**Work to be completed**
Copy each line containing the word "Contraction" from the records that follow, please.

** start of Record excerpts **

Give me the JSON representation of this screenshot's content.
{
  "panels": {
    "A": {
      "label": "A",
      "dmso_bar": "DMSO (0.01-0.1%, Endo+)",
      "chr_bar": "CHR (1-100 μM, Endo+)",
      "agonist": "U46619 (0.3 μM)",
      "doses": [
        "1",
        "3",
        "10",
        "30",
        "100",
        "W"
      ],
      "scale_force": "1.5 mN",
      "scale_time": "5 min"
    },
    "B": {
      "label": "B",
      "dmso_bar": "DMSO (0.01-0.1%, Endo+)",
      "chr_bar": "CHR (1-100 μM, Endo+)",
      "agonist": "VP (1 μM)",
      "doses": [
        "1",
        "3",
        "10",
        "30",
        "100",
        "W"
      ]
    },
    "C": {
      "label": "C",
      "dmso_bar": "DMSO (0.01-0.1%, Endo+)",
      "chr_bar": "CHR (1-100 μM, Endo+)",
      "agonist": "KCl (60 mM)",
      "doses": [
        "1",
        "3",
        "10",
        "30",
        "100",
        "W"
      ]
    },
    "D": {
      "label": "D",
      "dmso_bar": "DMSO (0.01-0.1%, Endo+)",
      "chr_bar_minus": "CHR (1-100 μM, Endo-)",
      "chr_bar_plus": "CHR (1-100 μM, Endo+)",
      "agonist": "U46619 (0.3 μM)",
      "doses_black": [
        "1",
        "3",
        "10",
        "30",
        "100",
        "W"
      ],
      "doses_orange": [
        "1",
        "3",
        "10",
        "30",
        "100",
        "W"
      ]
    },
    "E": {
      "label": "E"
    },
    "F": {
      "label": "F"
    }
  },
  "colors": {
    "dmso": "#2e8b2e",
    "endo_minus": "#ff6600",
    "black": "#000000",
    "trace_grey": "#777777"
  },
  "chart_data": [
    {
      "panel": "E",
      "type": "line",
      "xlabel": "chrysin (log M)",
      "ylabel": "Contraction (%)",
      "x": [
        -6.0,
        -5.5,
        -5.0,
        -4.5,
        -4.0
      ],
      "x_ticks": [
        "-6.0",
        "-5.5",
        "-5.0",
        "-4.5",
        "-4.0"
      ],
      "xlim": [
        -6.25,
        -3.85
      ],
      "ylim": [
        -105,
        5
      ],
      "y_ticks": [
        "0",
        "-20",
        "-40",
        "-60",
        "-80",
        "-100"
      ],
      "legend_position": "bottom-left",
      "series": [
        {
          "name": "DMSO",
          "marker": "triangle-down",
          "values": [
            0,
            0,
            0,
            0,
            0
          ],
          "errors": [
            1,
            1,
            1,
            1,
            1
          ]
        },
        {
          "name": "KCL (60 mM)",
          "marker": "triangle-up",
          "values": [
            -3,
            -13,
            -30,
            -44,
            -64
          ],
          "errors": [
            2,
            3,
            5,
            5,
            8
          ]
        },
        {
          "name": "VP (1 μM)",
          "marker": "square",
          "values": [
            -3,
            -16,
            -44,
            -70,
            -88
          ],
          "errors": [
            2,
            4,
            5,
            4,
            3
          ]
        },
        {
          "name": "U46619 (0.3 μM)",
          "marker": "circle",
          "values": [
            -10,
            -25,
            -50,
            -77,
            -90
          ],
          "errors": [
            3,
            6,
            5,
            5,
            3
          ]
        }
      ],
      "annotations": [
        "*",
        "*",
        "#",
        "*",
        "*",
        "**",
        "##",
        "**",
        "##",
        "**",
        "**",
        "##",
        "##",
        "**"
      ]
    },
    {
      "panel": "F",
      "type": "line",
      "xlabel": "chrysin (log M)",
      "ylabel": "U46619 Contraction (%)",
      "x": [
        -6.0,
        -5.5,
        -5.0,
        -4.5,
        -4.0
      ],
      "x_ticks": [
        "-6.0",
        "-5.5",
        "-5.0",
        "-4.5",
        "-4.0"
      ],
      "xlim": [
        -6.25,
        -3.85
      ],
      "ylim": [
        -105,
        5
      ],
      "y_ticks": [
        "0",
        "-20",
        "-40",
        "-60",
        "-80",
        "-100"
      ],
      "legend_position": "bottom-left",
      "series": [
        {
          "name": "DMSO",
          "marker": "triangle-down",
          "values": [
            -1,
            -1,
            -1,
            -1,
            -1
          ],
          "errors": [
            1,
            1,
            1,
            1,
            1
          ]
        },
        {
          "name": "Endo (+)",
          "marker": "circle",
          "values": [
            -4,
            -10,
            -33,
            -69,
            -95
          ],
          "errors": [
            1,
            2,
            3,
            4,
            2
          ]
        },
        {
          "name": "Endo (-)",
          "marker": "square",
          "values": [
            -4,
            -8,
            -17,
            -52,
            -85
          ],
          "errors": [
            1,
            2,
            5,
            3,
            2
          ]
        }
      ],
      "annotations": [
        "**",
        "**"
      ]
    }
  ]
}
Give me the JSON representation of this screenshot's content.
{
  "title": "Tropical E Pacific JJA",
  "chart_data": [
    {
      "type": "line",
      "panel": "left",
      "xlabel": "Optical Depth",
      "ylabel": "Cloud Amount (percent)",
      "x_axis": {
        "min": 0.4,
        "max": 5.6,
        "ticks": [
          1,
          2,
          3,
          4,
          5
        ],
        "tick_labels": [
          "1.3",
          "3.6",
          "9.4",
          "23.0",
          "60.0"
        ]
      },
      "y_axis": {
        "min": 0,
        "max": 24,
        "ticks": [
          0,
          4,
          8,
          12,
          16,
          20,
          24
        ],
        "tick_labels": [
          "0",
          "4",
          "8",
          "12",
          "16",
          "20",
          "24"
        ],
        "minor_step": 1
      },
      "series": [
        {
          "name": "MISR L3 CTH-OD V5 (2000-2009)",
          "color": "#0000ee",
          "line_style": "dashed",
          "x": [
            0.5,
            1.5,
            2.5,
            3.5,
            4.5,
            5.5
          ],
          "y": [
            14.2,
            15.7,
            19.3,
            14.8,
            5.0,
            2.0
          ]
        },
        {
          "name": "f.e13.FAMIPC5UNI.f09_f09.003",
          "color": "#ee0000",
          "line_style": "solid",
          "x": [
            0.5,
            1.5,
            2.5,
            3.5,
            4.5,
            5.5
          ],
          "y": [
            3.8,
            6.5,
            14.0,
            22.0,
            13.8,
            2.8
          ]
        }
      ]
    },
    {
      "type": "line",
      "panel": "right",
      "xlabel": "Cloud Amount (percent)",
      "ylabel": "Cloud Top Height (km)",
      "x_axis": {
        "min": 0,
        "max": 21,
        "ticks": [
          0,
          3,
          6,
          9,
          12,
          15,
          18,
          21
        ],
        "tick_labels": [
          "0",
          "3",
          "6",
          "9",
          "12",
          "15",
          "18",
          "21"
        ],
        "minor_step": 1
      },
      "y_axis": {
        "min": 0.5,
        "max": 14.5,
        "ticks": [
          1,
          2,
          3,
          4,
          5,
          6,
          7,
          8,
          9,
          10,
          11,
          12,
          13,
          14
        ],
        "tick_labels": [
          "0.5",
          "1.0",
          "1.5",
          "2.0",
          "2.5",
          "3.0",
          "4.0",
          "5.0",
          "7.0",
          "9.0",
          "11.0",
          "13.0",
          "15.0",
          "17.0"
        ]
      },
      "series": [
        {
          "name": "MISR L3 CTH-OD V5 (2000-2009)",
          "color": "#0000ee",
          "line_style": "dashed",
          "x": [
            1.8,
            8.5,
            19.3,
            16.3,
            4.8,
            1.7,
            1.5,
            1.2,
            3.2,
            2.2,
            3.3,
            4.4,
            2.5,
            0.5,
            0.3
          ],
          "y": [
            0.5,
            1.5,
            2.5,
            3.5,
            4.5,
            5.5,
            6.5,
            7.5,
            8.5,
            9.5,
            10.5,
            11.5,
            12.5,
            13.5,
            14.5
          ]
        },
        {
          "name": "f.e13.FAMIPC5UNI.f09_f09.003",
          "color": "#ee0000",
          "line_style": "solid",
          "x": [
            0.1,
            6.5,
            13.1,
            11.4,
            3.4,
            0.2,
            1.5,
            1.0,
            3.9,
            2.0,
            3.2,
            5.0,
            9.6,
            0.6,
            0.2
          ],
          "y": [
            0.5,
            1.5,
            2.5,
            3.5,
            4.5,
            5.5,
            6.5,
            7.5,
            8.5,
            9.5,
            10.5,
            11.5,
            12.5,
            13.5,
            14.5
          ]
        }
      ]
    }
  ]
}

** end of Record excerpts **

**Exercise response**
      "ylabel": "Contraction (%)",
      "ylabel": "U46619 Contraction (%)",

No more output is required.